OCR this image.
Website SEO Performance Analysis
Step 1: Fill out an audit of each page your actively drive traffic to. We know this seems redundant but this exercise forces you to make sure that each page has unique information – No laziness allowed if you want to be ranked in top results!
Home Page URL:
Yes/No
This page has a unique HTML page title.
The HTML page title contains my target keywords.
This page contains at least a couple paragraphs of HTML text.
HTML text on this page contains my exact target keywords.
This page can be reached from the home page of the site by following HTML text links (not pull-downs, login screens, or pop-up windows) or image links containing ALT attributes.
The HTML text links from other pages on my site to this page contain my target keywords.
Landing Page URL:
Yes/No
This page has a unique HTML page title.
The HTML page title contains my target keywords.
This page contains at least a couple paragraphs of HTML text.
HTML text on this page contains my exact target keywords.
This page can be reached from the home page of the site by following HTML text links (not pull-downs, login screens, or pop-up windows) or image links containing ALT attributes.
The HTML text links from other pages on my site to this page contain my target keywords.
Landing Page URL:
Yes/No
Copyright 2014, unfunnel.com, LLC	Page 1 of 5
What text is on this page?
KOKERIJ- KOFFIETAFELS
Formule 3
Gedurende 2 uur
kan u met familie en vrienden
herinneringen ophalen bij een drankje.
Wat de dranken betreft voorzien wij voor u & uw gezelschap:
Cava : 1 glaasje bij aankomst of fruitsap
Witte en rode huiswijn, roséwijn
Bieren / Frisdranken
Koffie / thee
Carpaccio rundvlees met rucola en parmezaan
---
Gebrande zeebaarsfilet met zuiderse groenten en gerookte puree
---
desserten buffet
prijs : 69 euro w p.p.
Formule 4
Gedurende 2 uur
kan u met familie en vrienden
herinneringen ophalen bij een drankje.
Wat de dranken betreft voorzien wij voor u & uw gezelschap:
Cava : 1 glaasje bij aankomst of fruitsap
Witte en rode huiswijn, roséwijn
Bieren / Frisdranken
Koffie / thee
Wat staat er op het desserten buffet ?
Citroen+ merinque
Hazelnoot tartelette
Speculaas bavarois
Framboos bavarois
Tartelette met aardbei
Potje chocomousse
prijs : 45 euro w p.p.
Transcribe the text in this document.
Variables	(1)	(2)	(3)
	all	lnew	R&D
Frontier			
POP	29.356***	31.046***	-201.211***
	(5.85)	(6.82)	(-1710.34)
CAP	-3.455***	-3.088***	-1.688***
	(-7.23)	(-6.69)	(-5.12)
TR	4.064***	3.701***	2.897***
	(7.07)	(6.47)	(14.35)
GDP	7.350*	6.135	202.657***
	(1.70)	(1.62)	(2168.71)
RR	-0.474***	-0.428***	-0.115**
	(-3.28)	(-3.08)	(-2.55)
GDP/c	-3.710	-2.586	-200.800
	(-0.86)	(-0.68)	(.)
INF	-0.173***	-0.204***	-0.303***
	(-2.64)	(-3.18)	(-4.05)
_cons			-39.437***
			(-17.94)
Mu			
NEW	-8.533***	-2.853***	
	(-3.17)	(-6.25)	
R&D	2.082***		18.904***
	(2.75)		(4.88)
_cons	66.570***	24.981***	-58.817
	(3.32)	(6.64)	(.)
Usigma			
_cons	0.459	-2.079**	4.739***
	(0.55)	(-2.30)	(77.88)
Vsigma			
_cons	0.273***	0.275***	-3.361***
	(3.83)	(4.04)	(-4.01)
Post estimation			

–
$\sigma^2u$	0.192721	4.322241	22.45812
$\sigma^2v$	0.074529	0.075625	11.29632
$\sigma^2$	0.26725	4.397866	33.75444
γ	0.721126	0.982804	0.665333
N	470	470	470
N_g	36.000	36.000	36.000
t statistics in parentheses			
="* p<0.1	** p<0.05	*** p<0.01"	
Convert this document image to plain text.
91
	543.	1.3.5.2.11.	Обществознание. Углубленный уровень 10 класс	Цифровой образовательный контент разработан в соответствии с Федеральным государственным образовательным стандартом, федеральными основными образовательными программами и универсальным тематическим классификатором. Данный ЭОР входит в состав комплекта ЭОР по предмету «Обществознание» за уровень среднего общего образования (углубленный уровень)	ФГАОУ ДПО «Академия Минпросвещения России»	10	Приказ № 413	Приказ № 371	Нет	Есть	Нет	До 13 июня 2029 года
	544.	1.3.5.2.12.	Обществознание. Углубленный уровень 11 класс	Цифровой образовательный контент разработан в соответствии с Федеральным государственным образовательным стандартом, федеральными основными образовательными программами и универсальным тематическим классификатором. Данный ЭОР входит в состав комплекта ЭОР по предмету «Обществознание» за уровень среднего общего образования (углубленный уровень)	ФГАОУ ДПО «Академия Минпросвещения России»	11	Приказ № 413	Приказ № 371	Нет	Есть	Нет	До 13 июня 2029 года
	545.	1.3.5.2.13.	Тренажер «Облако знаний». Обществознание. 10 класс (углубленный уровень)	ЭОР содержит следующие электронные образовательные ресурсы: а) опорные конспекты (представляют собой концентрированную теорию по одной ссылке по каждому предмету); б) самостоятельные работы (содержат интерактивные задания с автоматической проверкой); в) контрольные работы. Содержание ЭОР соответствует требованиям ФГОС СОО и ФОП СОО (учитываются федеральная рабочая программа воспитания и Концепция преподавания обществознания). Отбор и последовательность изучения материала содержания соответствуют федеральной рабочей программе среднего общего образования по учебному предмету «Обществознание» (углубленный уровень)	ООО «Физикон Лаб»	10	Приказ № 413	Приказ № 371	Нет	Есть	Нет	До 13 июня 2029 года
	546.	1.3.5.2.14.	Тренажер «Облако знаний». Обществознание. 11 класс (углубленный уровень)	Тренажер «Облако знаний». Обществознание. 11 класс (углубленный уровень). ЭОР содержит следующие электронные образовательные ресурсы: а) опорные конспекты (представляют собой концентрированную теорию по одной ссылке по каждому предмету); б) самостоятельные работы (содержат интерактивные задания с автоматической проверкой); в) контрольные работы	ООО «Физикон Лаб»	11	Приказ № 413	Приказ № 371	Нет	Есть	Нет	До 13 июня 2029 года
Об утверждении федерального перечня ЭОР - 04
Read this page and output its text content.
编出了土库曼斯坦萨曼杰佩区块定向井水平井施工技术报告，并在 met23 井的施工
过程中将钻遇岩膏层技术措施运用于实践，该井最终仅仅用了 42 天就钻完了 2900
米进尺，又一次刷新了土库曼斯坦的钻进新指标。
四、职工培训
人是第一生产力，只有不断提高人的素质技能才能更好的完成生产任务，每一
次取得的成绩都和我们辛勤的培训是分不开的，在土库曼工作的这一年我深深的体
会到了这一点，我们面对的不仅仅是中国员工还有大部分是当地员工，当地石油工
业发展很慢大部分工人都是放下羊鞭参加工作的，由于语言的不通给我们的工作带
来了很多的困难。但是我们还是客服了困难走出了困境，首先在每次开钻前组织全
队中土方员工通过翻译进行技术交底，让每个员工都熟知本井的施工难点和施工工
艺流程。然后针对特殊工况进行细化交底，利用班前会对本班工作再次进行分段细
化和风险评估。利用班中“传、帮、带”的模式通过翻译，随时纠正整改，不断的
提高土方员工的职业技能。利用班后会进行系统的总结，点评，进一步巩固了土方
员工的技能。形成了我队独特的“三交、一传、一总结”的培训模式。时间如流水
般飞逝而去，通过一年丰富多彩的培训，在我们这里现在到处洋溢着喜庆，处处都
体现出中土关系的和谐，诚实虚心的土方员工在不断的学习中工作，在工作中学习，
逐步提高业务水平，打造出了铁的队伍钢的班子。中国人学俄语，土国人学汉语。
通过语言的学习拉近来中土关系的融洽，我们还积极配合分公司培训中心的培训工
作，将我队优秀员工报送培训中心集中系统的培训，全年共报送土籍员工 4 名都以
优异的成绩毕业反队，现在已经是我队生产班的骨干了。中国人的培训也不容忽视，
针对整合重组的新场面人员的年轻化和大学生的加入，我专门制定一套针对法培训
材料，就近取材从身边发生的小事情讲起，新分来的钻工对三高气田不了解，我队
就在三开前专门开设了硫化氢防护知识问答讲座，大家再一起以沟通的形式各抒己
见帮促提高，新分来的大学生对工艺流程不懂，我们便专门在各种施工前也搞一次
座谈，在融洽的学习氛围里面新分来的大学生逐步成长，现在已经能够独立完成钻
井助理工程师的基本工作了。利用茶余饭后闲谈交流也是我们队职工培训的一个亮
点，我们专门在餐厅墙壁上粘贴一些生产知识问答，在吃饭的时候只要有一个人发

= = = =

Filter the entries down to the lines with the word "электронные" in them.

	545.	1.3.5.2.13.	Тренажер «Облако знаний». Обществознание. 10 класс (углубленный уровень)	ЭОР содержит следующие электронные образовательные ресурсы: а) опорные конспекты (представляют собой концентрированную теорию по одной ссылке по каждому предмету); б) самостоятельные работы (содержат интерактивные задания с автоматической проверкой); в) контрольные работы. Содержание ЭОР соответствует требованиям ФГОС СОО и ФОП СОО (учитываются федеральная рабочая программа воспитания и Концепция преподавания обществознания). Отбор и последовательность изучения материала содержания соответствуют федеральной рабочей программе среднего общего образования по учебному предмету «Обществознание» (углубленный уровень)	ООО «Физикон Лаб»	10	Приказ № 413	Приказ № 371	Нет	Есть	Нет	До 13 июня 2029 года
	546.	1.3.5.2.14.	Тренажер «Облако знаний». Обществознание. 11 класс (углубленный уровень)	Тренажер «Облако знаний». Обществознание. 11 класс (углубленный уровень). ЭОР содержит следующие электронные образовательные ресурсы: а) опорные конспекты (представляют собой концентрированную теорию по одной ссылке по каждому предмету); б) самостоятельные работы (содержат интерактивные задания с автоматической проверкой); в) контрольные работы	ООО «Физикон Лаб»	11	Приказ № 413	Приказ № 371	Нет	Есть	Нет	До 13 июня 2029 года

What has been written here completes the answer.